Figure data in JSON:
◇ ◇ ◇

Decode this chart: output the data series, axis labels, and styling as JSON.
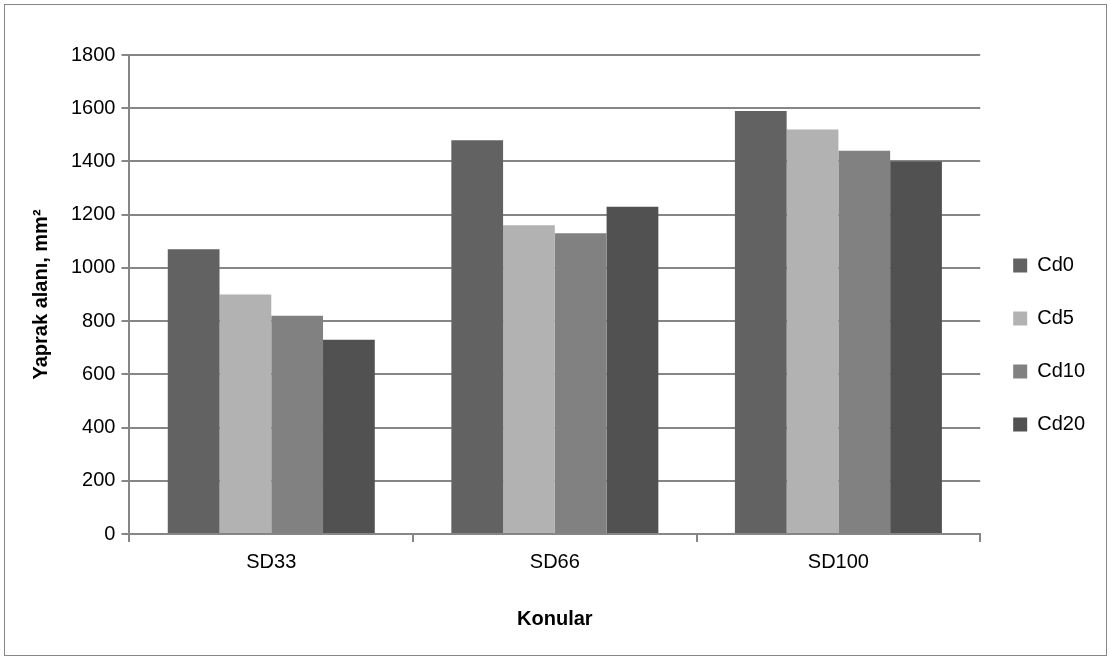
{
  "chart_data": {
    "type": "bar",
    "xlabel": "Konular",
    "ylabel": "Yaprak alanı, mm²",
    "categories": [
      "SD33",
      "SD66",
      "SD100"
    ],
    "series": [
      {
        "name": "Cd0",
        "color": "#626262",
        "values": [
          1070,
          1480,
          1590
        ]
      },
      {
        "name": "Cd5",
        "color": "#b2b2b2",
        "values": [
          900,
          1160,
          1520
        ]
      },
      {
        "name": "Cd10",
        "color": "#818181",
        "values": [
          820,
          1130,
          1440
        ]
      },
      {
        "name": "Cd20",
        "color": "#515151",
        "values": [
          730,
          1230,
          1400
        ]
      }
    ],
    "ylim": [
      0,
      1800
    ],
    "yticks": [
      0,
      200,
      400,
      600,
      800,
      1000,
      1200,
      1400,
      1600,
      1800
    ],
    "grid": "y",
    "legend": "right"
  }
}
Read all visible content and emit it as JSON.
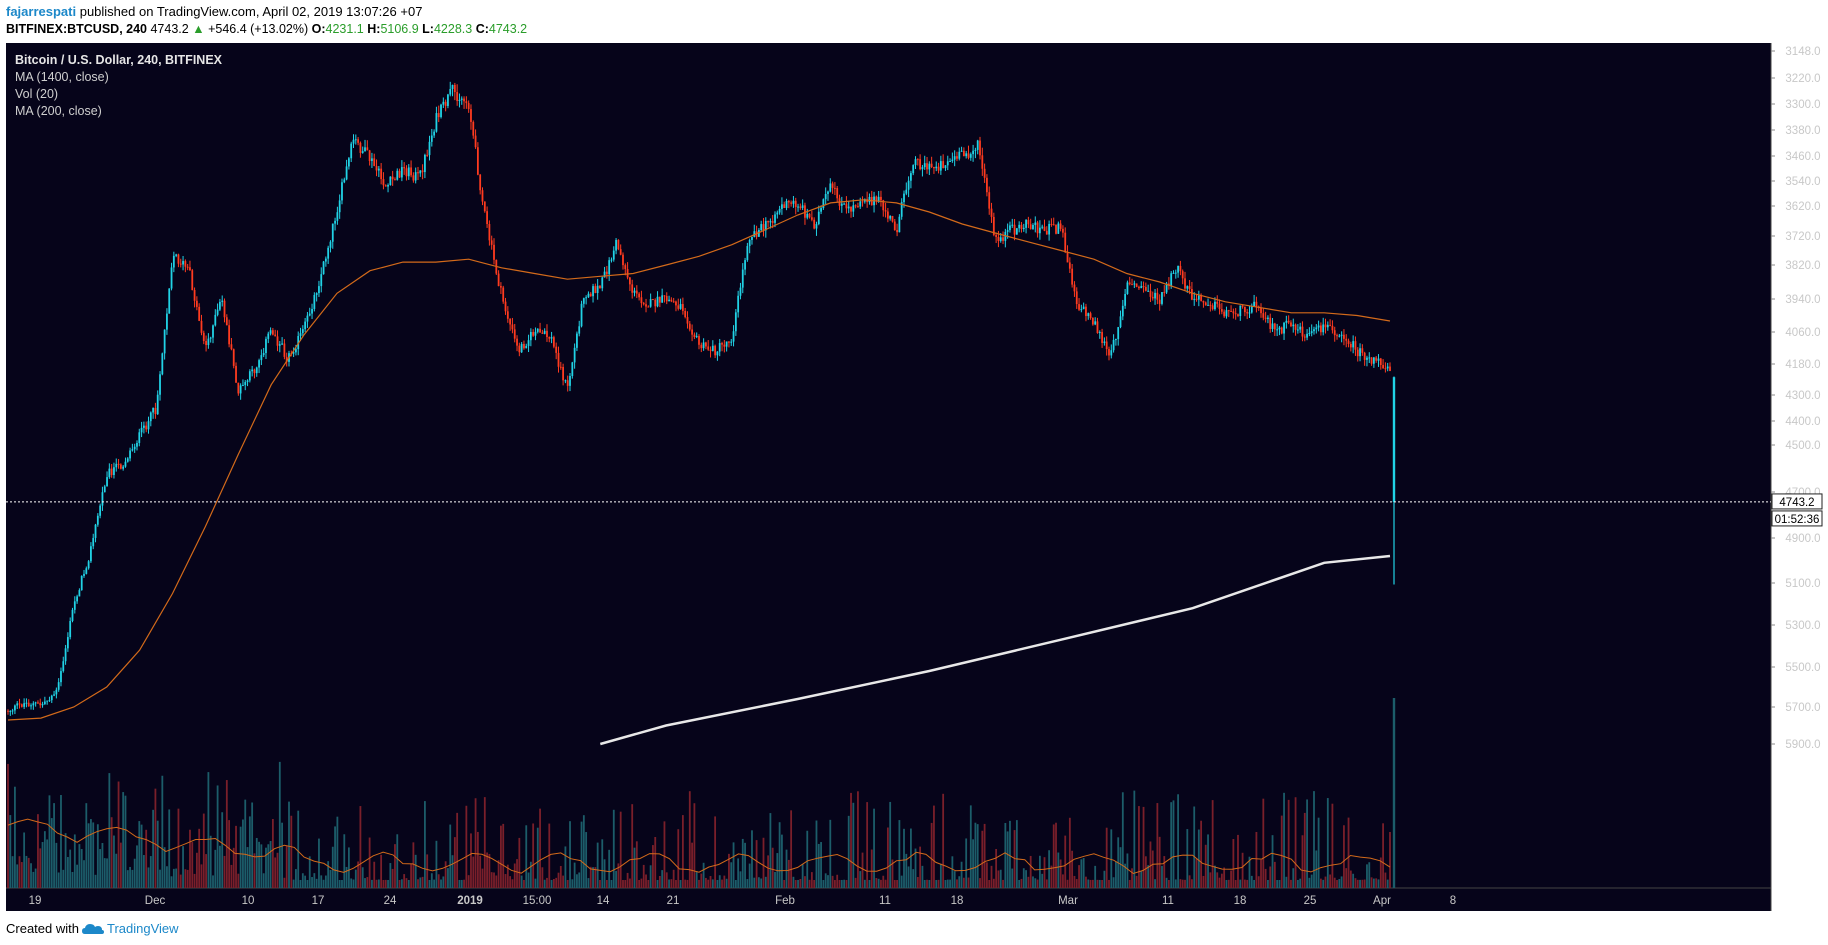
{
  "header": {
    "author": "fajarrespati",
    "published_text": "published on TradingView.com, April 02, 2019 13:07:26 +07",
    "symbol": "BITFINEX:BTCUSD, 240",
    "last": "4743.2",
    "up_arrow": "▲",
    "change": "+546.4 (+13.02%)",
    "o_label": "O:",
    "o": "4231.1",
    "h_label": "H:",
    "h": "5106.9",
    "l_label": "L:",
    "l": "4228.3",
    "c_label": "C:",
    "c": "4743.2"
  },
  "legend": {
    "title": "Bitcoin / U.S. Dollar, 240, BITFINEX",
    "ma1": "MA (1400, close)",
    "vol": "Vol (20)",
    "ma2": "MA (200, close)"
  },
  "price_label": "4743.2",
  "countdown": "01:52:36",
  "footer": {
    "created_with": "Created with",
    "brand": "TradingView"
  },
  "colors": {
    "background": "#06041a",
    "up": "#ff3b1f",
    "down": "#21d3e6",
    "ma200": "#d36a1a",
    "ma1400": "#e8e8e8",
    "vol_up": "#7a1f2a",
    "vol_down": "#1c5d6a"
  },
  "chart_data": {
    "type": "candlestick",
    "y_axis_inverted": true,
    "ylim": [
      3120,
      5960
    ],
    "yticks": [
      "3148.0",
      "3220.0",
      "3300.0",
      "3380.0",
      "3460.0",
      "3540.0",
      "3620.0",
      "3720.0",
      "3820.0",
      "3940.0",
      "4060.0",
      "4180.0",
      "4300.0",
      "4400.0",
      "4500.0",
      "4700.0",
      "4900.0",
      "5100.0",
      "5300.0",
      "5500.0",
      "5700.0",
      "5900.0"
    ],
    "x_labels": [
      "19",
      "Dec",
      "10",
      "17",
      "24",
      "2019",
      "15:00",
      "14",
      "21",
      "Feb",
      "11",
      "18",
      "Mar",
      "11",
      "18",
      "25",
      "Apr",
      "8"
    ],
    "close_path": [
      [
        0,
        5720
      ],
      [
        1,
        5680
      ],
      [
        2,
        5690
      ],
      [
        3,
        5620
      ],
      [
        4,
        5200
      ],
      [
        5,
        4960
      ],
      [
        6,
        4620
      ],
      [
        7,
        4580
      ],
      [
        8,
        4460
      ],
      [
        9,
        4350
      ],
      [
        10,
        3780
      ],
      [
        11,
        3840
      ],
      [
        12,
        4120
      ],
      [
        13,
        3940
      ],
      [
        14,
        4290
      ],
      [
        15,
        4200
      ],
      [
        16,
        4050
      ],
      [
        17,
        4160
      ],
      [
        18,
        4050
      ],
      [
        19,
        3860
      ],
      [
        20,
        3630
      ],
      [
        21,
        3410
      ],
      [
        22,
        3470
      ],
      [
        23,
        3560
      ],
      [
        24,
        3500
      ],
      [
        25,
        3530
      ],
      [
        26,
        3350
      ],
      [
        27,
        3260
      ],
      [
        28,
        3300
      ],
      [
        29,
        3660
      ],
      [
        30,
        3930
      ],
      [
        31,
        4130
      ],
      [
        32,
        4060
      ],
      [
        33,
        4080
      ],
      [
        34,
        4280
      ],
      [
        35,
        3920
      ],
      [
        36,
        3900
      ],
      [
        37,
        3740
      ],
      [
        38,
        3920
      ],
      [
        39,
        3960
      ],
      [
        40,
        3940
      ],
      [
        41,
        3970
      ],
      [
        42,
        4110
      ],
      [
        43,
        4130
      ],
      [
        44,
        4080
      ],
      [
        45,
        3720
      ],
      [
        46,
        3690
      ],
      [
        47,
        3620
      ],
      [
        48,
        3610
      ],
      [
        49,
        3680
      ],
      [
        50,
        3560
      ],
      [
        51,
        3640
      ],
      [
        52,
        3590
      ],
      [
        53,
        3610
      ],
      [
        54,
        3700
      ],
      [
        55,
        3470
      ],
      [
        56,
        3500
      ],
      [
        57,
        3480
      ],
      [
        58,
        3460
      ],
      [
        59,
        3430
      ],
      [
        60,
        3740
      ],
      [
        61,
        3700
      ],
      [
        62,
        3680
      ],
      [
        63,
        3700
      ],
      [
        64,
        3690
      ],
      [
        65,
        3960
      ],
      [
        66,
        4020
      ],
      [
        67,
        4160
      ],
      [
        68,
        3890
      ],
      [
        69,
        3900
      ],
      [
        70,
        3950
      ],
      [
        71,
        3830
      ],
      [
        72,
        3940
      ],
      [
        73,
        3950
      ],
      [
        74,
        3990
      ],
      [
        75,
        3980
      ],
      [
        76,
        3960
      ],
      [
        77,
        4060
      ],
      [
        78,
        4030
      ],
      [
        79,
        4080
      ],
      [
        80,
        4040
      ],
      [
        81,
        4060
      ],
      [
        82,
        4130
      ],
      [
        83,
        4170
      ],
      [
        84,
        4190
      ]
    ],
    "close_path_note": "",
    "ma200": [
      [
        0,
        5770
      ],
      [
        2,
        5760
      ],
      [
        4,
        5700
      ],
      [
        6,
        5600
      ],
      [
        8,
        5420
      ],
      [
        10,
        5150
      ],
      [
        12,
        4850
      ],
      [
        14,
        4540
      ],
      [
        16,
        4260
      ],
      [
        18,
        4070
      ],
      [
        20,
        3920
      ],
      [
        22,
        3840
      ],
      [
        24,
        3810
      ],
      [
        26,
        3810
      ],
      [
        28,
        3800
      ],
      [
        30,
        3830
      ],
      [
        32,
        3850
      ],
      [
        34,
        3870
      ],
      [
        36,
        3860
      ],
      [
        38,
        3850
      ],
      [
        40,
        3820
      ],
      [
        42,
        3790
      ],
      [
        44,
        3750
      ],
      [
        46,
        3700
      ],
      [
        48,
        3650
      ],
      [
        50,
        3610
      ],
      [
        52,
        3600
      ],
      [
        54,
        3610
      ],
      [
        56,
        3640
      ],
      [
        58,
        3680
      ],
      [
        60,
        3710
      ],
      [
        62,
        3740
      ],
      [
        64,
        3770
      ],
      [
        66,
        3800
      ],
      [
        68,
        3850
      ],
      [
        70,
        3880
      ],
      [
        72,
        3920
      ],
      [
        74,
        3950
      ],
      [
        76,
        3970
      ],
      [
        78,
        3990
      ],
      [
        80,
        3990
      ],
      [
        82,
        4000
      ],
      [
        84,
        4020
      ]
    ],
    "ma1400": [
      [
        36,
        5980
      ],
      [
        40,
        5800
      ],
      [
        48,
        5660
      ],
      [
        56,
        5520
      ],
      [
        64,
        5370
      ],
      [
        72,
        5220
      ],
      [
        80,
        5010
      ],
      [
        84,
        4980
      ]
    ],
    "last_candle": {
      "open": 4231.1,
      "high": 5106.9,
      "low": 4228.3,
      "close": 4743.2
    }
  }
}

◇ ◇ ◇

**GIVEN PROBLEM:**
Pictures are excluded; copy every other part of the records exactly.

**THE REPLY:**
Decode this chart: output the data series, axis labels, and styling as JSON.
{
  "chart_data": {
    "type": "bar",
    "xlabel": "Konular",
    "ylabel": "Yaprak alanı, mm²",
    "categories": [
      "SD33",
      "SD66",
      "SD100"
    ],
    "series": [
      {
        "name": "Cd0",
        "color": "#626262",
        "values": [
          1070,
          1480,
          1590
        ]
      },
      {
        "name": "Cd5",
        "color": "#b2b2b2",
        "values": [
          900,
          1160,
          1520
        ]
      },
      {
        "name": "Cd10",
        "color": "#818181",
        "values": [
          820,
          1130,
          1440
        ]
      },
      {
        "name": "Cd20",
        "color": "#515151",
        "values": [
          730,
          1230,
          1400
        ]
      }
    ],
    "ylim": [
      0,
      1800
    ],
    "yticks": [
      0,
      200,
      400,
      600,
      800,
      1000,
      1200,
      1400,
      1600,
      1800
    ],
    "grid": "y",
    "legend": "right"
  }
}
Read all visible content and emit it as JSON.
{
  "header": {
    "author": "fajarrespati",
    "published_text": "published on TradingView.com, April 02, 2019 13:07:26 +07",
    "symbol": "BITFINEX:BTCUSD, 240",
    "last": "4743.2",
    "up_arrow": "▲",
    "change": "+546.4 (+13.02%)",
    "o_label": "O:",
    "o": "4231.1",
    "h_label": "H:",
    "h": "5106.9",
    "l_label": "L:",
    "l": "4228.3",
    "c_label": "C:",
    "c": "4743.2"
  },
  "legend": {
    "title": "Bitcoin / U.S. Dollar, 240, BITFINEX",
    "ma1": "MA (1400, close)",
    "vol": "Vol (20)",
    "ma2": "MA (200, close)"
  },
  "price_label": "4743.2",
  "countdown": "01:52:36",
  "footer": {
    "created_with": "Created with",
    "brand": "TradingView"
  },
  "colors": {
    "background": "#06041a",
    "up": "#ff3b1f",
    "down": "#21d3e6",
    "ma200": "#d36a1a",
    "ma1400": "#e8e8e8",
    "vol_up": "#7a1f2a",
    "vol_down": "#1c5d6a"
  },
  "chart_data": {
    "type": "candlestick",
    "y_axis_inverted": true,
    "ylim": [
      3120,
      5960
    ],
    "yticks": [
      "3148.0",
      "3220.0",
      "3300.0",
      "3380.0",
      "3460.0",
      "3540.0",
      "3620.0",
      "3720.0",
      "3820.0",
      "3940.0",
      "4060.0",
      "4180.0",
      "4300.0",
      "4400.0",
      "4500.0",
      "4700.0",
      "4900.0",
      "5100.0",
      "5300.0",
      "5500.0",
      "5700.0",
      "5900.0"
    ],
    "x_labels": [
      "19",
      "Dec",
      "10",
      "17",
      "24",
      "2019",
      "15:00",
      "14",
      "21",
      "Feb",
      "11",
      "18",
      "Mar",
      "11",
      "18",
      "25",
      "Apr",
      "8"
    ],
    "close_path": [
      [
        0,
        5720
      ],
      [
        1,
        5680
      ],
      [
        2,
        5690
      ],
      [
        3,
        5620
      ],
      [
        4,
        5200
      ],
      [
        5,
        4960
      ],
      [
        6,
        4620
      ],
      [
        7,
        4580
      ],
      [
        8,
        4460
      ],
      [
        9,
        4350
      ],
      [
        10,
        3780
      ],
      [
        11,
        3840
      ],
      [
        12,
        4120
      ],
      [
        13,
        3940
      ],
      [
        14,
        4290
      ],
      [
        15,
        4200
      ],
      [
        16,
        4050
      ],
      [
        17,
        4160
      ],
      [
        18,
        4050
      ],
      [
        19,
        3860
      ],
      [
        20,
        3630
      ],
      [
        21,
        3410
      ],
      [
        22,
        3470
      ],
      [
        23,
        3560
      ],
      [
        24,
        3500
      ],
      [
        25,
        3530
      ],
      [
        26,
        3350
      ],
      [
        27,
        3260
      ],
      [
        28,
        3300
      ],
      [
        29,
        3660
      ],
      [
        30,
        3930
      ],
      [
        31,
        4130
      ],
      [
        32,
        4060
      ],
      [
        33,
        4080
      ],
      [
        34,
        4280
      ],
      [
        35,
        3920
      ],
      [
        36,
        3900
      ],
      [
        37,
        3740
      ],
      [
        38,
        3920
      ],
      [
        39,
        3960
      ],
      [
        40,
        3940
      ],
      [
        41,
        3970
      ],
      [
        42,
        4110
      ],
      [
        43,
        4130
      ],
      [
        44,
        4080
      ],
      [
        45,
        3720
      ],
      [
        46,
        3690
      ],
      [
        47,
        3620
      ],
      [
        48,
        3610
      ],
      [
        49,
        3680
      ],
      [
        50,
        3560
      ],
      [
        51,
        3640
      ],
      [
        52,
        3590
      ],
      [
        53,
        3610
      ],
      [
        54,
        3700
      ],
      [
        55,
        3470
      ],
      [
        56,
        3500
      ],
      [
        57,
        3480
      ],
      [
        58,
        3460
      ],
      [
        59,
        3430
      ],
      [
        60,
        3740
      ],
      [
        61,
        3700
      ],
      [
        62,
        3680
      ],
      [
        63,
        3700
      ],
      [
        64,
        3690
      ],
      [
        65,
        3960
      ],
      [
        66,
        4020
      ],
      [
        67,
        4160
      ],
      [
        68,
        3890
      ],
      [
        69,
        3900
      ],
      [
        70,
        3950
      ],
      [
        71,
        3830
      ],
      [
        72,
        3940
      ],
      [
        73,
        3950
      ],
      [
        74,
        3990
      ],
      [
        75,
        3980
      ],
      [
        76,
        3960
      ],
      [
        77,
        4060
      ],
      [
        78,
        4030
      ],
      [
        79,
        4080
      ],
      [
        80,
        4040
      ],
      [
        81,
        4060
      ],
      [
        82,
        4130
      ],
      [
        83,
        4170
      ],
      [
        84,
        4190
      ]
    ],
    "close_path_note": "",
    "ma200": [
      [
        0,
        5770
      ],
      [
        2,
        5760
      ],
      [
        4,
        5700
      ],
      [
        6,
        5600
      ],
      [
        8,
        5420
      ],
      [
        10,
        5150
      ],
      [
        12,
        4850
      ],
      [
        14,
        4540
      ],
      [
        16,
        4260
      ],
      [
        18,
        4070
      ],
      [
        20,
        3920
      ],
      [
        22,
        3840
      ],
      [
        24,
        3810
      ],
      [
        26,
        3810
      ],
      [
        28,
        3800
      ],
      [
        30,
        3830
      ],
      [
        32,
        3850
      ],
      [
        34,
        3870
      ],
      [
        36,
        3860
      ],
      [
        38,
        3850
      ],
      [
        40,
        3820
      ],
      [
        42,
        3790
      ],
      [
        44,
        3750
      ],
      [
        46,
        3700
      ],
      [
        48,
        3650
      ],
      [
        50,
        3610
      ],
      [
        52,
        3600
      ],
      [
        54,
        3610
      ],
      [
        56,
        3640
      ],
      [
        58,
        3680
      ],
      [
        60,
        3710
      ],
      [
        62,
        3740
      ],
      [
        64,
        3770
      ],
      [
        66,
        3800
      ],
      [
        68,
        3850
      ],
      [
        70,
        3880
      ],
      [
        72,
        3920
      ],
      [
        74,
        3950
      ],
      [
        76,
        3970
      ],
      [
        78,
        3990
      ],
      [
        80,
        3990
      ],
      [
        82,
        4000
      ],
      [
        84,
        4020
      ]
    ],
    "ma1400": [
      [
        36,
        5980
      ],
      [
        40,
        5800
      ],
      [
        48,
        5660
      ],
      [
        56,
        5520
      ],
      [
        64,
        5370
      ],
      [
        72,
        5220
      ],
      [
        80,
        5010
      ],
      [
        84,
        4980
      ]
    ],
    "last_candle": {
      "open": 4231.1,
      "high": 5106.9,
      "low": 4228.3,
      "close": 4743.2
    }
  }
}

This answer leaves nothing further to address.